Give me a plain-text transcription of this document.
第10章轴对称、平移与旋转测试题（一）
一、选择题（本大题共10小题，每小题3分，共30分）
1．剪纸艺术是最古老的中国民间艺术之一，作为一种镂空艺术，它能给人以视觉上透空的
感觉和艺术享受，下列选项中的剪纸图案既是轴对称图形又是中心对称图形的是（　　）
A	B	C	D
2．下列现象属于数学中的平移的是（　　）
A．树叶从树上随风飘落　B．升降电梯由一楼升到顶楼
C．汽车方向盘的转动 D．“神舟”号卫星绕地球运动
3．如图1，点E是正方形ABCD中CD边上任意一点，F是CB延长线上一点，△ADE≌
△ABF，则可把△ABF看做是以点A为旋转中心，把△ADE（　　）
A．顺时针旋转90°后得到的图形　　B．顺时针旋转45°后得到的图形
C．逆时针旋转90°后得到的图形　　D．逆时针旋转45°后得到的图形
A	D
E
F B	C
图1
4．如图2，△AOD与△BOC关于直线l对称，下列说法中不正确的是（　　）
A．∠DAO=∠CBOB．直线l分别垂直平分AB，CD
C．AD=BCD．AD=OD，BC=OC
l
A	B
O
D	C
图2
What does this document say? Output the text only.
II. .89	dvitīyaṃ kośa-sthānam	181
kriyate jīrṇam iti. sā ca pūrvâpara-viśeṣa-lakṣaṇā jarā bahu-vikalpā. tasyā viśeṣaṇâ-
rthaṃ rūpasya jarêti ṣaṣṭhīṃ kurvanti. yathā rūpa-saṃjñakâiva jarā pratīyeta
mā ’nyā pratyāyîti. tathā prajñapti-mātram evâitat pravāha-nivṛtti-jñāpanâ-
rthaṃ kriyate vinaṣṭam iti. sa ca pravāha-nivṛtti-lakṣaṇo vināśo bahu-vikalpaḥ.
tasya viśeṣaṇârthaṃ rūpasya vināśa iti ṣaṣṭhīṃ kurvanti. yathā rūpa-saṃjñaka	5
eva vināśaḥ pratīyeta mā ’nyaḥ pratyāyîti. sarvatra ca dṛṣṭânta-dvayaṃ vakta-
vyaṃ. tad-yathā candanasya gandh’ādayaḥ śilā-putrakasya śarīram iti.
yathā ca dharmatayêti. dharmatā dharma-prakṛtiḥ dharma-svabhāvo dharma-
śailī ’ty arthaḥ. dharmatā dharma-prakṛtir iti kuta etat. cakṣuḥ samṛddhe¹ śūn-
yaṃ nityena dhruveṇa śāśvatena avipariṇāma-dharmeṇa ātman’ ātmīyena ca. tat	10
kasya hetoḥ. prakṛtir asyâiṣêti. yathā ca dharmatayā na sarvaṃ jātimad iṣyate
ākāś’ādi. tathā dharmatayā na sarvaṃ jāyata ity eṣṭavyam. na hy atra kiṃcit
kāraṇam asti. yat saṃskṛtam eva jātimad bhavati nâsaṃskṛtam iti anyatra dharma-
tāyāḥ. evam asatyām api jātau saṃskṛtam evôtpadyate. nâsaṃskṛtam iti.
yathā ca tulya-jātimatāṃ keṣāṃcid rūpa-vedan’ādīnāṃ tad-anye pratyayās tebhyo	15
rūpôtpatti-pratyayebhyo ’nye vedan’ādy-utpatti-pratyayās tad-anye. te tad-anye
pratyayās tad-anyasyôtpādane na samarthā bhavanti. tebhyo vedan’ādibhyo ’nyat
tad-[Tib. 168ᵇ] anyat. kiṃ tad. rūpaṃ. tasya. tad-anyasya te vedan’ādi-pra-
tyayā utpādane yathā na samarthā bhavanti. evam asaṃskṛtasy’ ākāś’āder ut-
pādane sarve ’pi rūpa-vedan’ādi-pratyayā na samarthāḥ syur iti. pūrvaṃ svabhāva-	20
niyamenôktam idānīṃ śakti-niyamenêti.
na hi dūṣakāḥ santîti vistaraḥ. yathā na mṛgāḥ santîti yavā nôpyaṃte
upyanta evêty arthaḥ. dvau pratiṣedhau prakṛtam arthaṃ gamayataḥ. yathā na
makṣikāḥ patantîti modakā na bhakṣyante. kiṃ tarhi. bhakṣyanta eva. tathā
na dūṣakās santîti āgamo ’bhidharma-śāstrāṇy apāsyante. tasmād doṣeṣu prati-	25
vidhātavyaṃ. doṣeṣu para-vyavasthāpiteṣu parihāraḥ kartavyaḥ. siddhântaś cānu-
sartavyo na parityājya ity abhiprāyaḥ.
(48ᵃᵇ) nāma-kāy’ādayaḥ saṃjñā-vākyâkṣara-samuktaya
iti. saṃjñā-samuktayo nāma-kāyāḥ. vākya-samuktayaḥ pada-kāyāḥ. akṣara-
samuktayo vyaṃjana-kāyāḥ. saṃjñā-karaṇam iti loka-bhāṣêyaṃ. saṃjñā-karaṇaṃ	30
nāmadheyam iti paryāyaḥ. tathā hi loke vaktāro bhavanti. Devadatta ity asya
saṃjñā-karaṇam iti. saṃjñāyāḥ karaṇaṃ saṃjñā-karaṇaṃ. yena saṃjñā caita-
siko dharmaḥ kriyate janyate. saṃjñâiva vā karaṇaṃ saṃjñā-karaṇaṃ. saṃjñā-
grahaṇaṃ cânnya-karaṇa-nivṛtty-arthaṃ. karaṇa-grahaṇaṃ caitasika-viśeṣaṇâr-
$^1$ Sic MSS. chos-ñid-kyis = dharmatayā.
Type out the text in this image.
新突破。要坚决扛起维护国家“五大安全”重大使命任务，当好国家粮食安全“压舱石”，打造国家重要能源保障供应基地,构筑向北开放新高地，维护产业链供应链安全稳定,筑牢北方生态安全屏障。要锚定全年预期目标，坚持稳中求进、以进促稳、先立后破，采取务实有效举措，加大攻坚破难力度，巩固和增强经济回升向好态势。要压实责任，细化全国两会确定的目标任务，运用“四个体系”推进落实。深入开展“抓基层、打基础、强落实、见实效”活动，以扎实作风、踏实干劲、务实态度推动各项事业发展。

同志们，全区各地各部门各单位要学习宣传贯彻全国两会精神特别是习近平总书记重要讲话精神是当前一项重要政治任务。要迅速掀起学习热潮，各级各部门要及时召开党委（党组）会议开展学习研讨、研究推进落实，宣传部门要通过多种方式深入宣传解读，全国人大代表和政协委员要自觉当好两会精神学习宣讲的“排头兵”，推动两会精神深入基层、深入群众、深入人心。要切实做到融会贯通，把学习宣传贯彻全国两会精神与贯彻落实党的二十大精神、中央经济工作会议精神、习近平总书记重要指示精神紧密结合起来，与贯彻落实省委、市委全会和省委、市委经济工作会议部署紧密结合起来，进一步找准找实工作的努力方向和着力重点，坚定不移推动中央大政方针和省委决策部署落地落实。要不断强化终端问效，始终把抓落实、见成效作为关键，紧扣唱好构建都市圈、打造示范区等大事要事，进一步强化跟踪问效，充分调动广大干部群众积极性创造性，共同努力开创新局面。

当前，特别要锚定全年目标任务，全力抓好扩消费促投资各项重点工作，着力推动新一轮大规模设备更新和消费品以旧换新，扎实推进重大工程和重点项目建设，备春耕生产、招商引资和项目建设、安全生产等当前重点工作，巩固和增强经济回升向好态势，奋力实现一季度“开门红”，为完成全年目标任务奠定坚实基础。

________

Task description:
From the entries above, copy every line where the word "sarvaṃ" shows up.

Finished task:
kasya hetoḥ. prakṛtir asyâiṣêti. yathā ca dharmatayā na sarvaṃ jātimad iṣyate
ākāś’ādi. tathā dharmatayā na sarvaṃ jāyata ity eṣṭavyam. na hy atra kiṃcit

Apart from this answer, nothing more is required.